- [Task brief]: Give every line again exactly as it appears, please, but not the pictures.

------ Extracted information ------

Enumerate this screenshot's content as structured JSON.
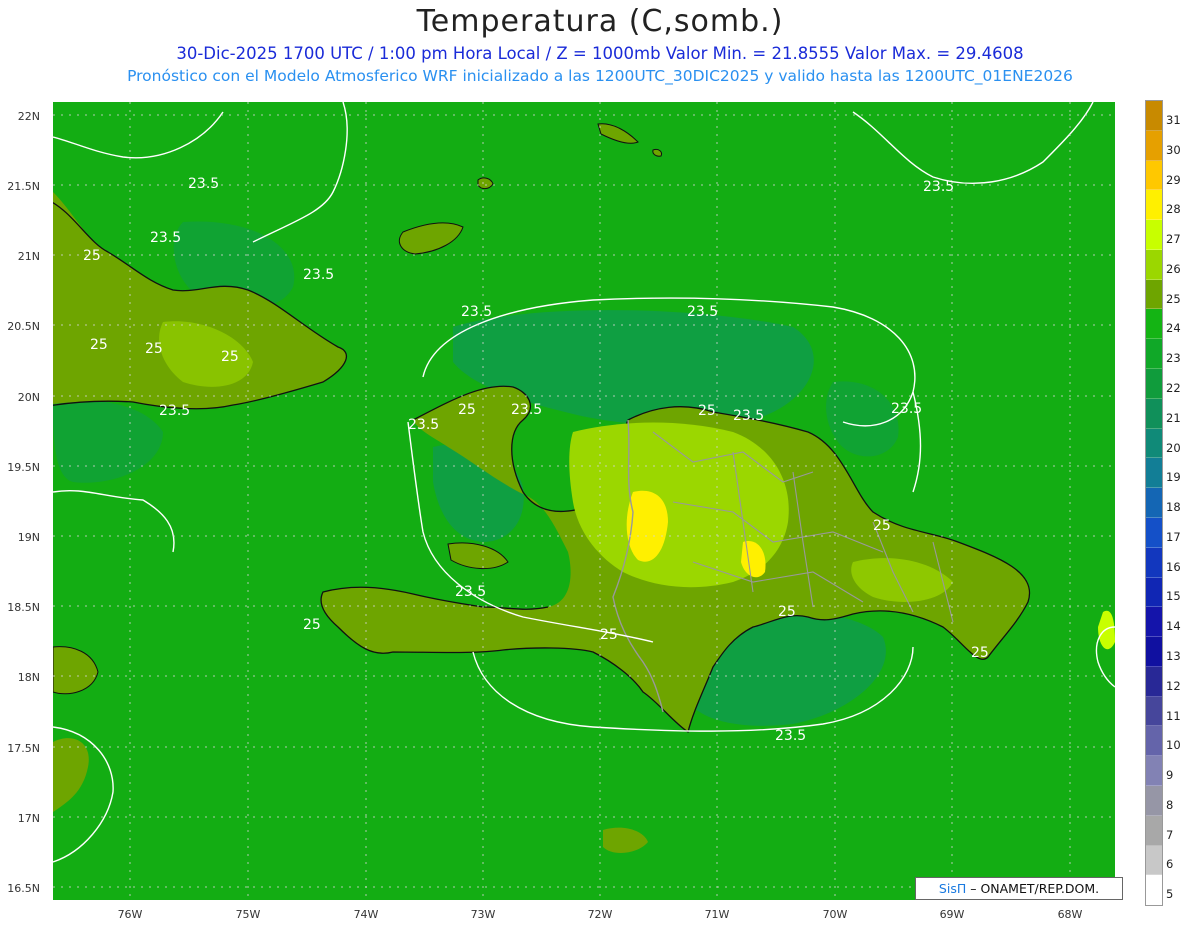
{
  "header": {
    "title": "Temperatura (C,somb.)",
    "subtitle": "30-Dic-2025  1700 UTC / 1:00 pm Hora Local / Z = 1000mb   Valor Min. = 21.8555  Valor Max. = 29.4608",
    "subtitle2": "Pronóstico con el Modelo Atmosferico WRF inicializado a las 1200UTC_30DIC2025 y valido hasta las  1200UTC_01ENE2026"
  },
  "map": {
    "lat_labels": [
      "22N",
      "21.5N",
      "21N",
      "20.5N",
      "20N",
      "19.5N",
      "19N",
      "18.5N",
      "18N",
      "17.5N",
      "17N",
      "16.5N"
    ],
    "lon_labels": [
      "76W",
      "75W",
      "74W",
      "73W",
      "72W",
      "71W",
      "70W",
      "69W",
      "68W"
    ],
    "contour_labels": [
      "23.5",
      "23.5",
      "23.5",
      "23.5",
      "23.5",
      "23.5",
      "23.5",
      "23.5",
      "23.5",
      "23.5",
      "23.5",
      "23.5",
      "23.5",
      "25",
      "25",
      "25",
      "25",
      "25",
      "25",
      "25",
      "25",
      "25",
      "25",
      "25"
    ]
  },
  "colorbar": {
    "labels": [
      "31",
      "30",
      "29",
      "28",
      "27",
      "26",
      "25",
      "24",
      "23",
      "22",
      "21",
      "20",
      "19",
      "18",
      "17",
      "16",
      "15",
      "14",
      "13",
      "12",
      "11",
      "10",
      "9",
      "8",
      "7",
      "6",
      "5"
    ],
    "colors": [
      "#c88a00",
      "#e6a000",
      "#ffc800",
      "#fff000",
      "#c8ff00",
      "#9bd700",
      "#6ea500",
      "#14b414",
      "#10a828",
      "#109c3c",
      "#10905a",
      "#108a78",
      "#127e96",
      "#1466b4",
      "#1450c8",
      "#1237be",
      "#1026b4",
      "#1414aa",
      "#1010a0",
      "#282896",
      "#46469b",
      "#6464aa",
      "#8282b4",
      "#9696a6",
      "#a8a8a8",
      "#c8c8c8",
      "#ffffff"
    ]
  },
  "credit": {
    "brand": "SisΠ",
    "text": "– ONAMET/REP.DOM."
  }
}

------

- [Correct response]:
Enumerate this screenshot's content as structured JSON.
{
  "header": {
    "title": "Temperatura (C,somb.)",
    "subtitle": "30-Dic-2025  1700 UTC / 1:00 pm Hora Local / Z = 1000mb   Valor Min. = 21.8555  Valor Max. = 29.4608",
    "subtitle2": "Pronóstico con el Modelo Atmosferico WRF inicializado a las 1200UTC_30DIC2025 y valido hasta las  1200UTC_01ENE2026"
  },
  "map": {
    "lat_labels": [
      "22N",
      "21.5N",
      "21N",
      "20.5N",
      "20N",
      "19.5N",
      "19N",
      "18.5N",
      "18N",
      "17.5N",
      "17N",
      "16.5N"
    ],
    "lon_labels": [
      "76W",
      "75W",
      "74W",
      "73W",
      "72W",
      "71W",
      "70W",
      "69W",
      "68W"
    ],
    "contour_labels": [
      "23.5",
      "23.5",
      "23.5",
      "23.5",
      "23.5",
      "23.5",
      "23.5",
      "23.5",
      "23.5",
      "23.5",
      "23.5",
      "23.5",
      "23.5",
      "25",
      "25",
      "25",
      "25",
      "25",
      "25",
      "25",
      "25",
      "25",
      "25",
      "25"
    ]
  },
  "colorbar": {
    "labels": [
      "31",
      "30",
      "29",
      "28",
      "27",
      "26",
      "25",
      "24",
      "23",
      "22",
      "21",
      "20",
      "19",
      "18",
      "17",
      "16",
      "15",
      "14",
      "13",
      "12",
      "11",
      "10",
      "9",
      "8",
      "7",
      "6",
      "5"
    ],
    "colors": [
      "#c88a00",
      "#e6a000",
      "#ffc800",
      "#fff000",
      "#c8ff00",
      "#9bd700",
      "#6ea500",
      "#14b414",
      "#10a828",
      "#109c3c",
      "#10905a",
      "#108a78",
      "#127e96",
      "#1466b4",
      "#1450c8",
      "#1237be",
      "#1026b4",
      "#1414aa",
      "#1010a0",
      "#282896",
      "#46469b",
      "#6464aa",
      "#8282b4",
      "#9696a6",
      "#a8a8a8",
      "#c8c8c8",
      "#ffffff"
    ]
  },
  "credit": {
    "brand": "SisΠ",
    "text": "– ONAMET/REP.DOM."
  }
}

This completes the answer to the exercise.